**Stated goal:** Scan the data below. Pull out each line where "text" occurs.

[START OF Input]

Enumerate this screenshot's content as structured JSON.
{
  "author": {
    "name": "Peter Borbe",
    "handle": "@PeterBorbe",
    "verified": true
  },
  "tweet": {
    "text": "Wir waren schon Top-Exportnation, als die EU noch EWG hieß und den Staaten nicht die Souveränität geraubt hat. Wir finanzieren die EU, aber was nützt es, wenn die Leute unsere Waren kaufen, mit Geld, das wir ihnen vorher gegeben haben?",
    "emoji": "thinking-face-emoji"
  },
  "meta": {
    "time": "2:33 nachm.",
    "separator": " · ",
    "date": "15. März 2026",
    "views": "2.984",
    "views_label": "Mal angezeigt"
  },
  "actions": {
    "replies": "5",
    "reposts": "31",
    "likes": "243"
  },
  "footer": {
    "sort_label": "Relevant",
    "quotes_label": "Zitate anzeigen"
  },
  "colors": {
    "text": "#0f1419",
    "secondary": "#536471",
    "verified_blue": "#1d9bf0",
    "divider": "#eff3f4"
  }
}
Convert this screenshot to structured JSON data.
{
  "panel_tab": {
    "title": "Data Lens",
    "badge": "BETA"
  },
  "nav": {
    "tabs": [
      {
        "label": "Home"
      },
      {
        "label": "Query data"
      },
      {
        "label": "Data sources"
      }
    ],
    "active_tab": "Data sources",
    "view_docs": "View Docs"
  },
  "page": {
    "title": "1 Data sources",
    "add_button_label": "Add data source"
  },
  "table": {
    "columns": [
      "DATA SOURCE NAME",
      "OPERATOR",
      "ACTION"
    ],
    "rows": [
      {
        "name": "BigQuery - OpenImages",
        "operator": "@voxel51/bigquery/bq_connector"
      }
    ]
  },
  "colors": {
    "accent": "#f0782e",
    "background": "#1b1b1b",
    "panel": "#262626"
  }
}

[END OF Input]

**Response:**
    "text": "Wir waren schon Top-Exportnation, als die EU noch EWG hieß und den Staaten nicht die Souveränität geraubt hat. Wir finanzieren die EU, aber was nützt es, wenn die Leute unsere Waren kaufen, mit Geld, das wir ihnen vorher gegeben haben?",
    "text": "#0f1419",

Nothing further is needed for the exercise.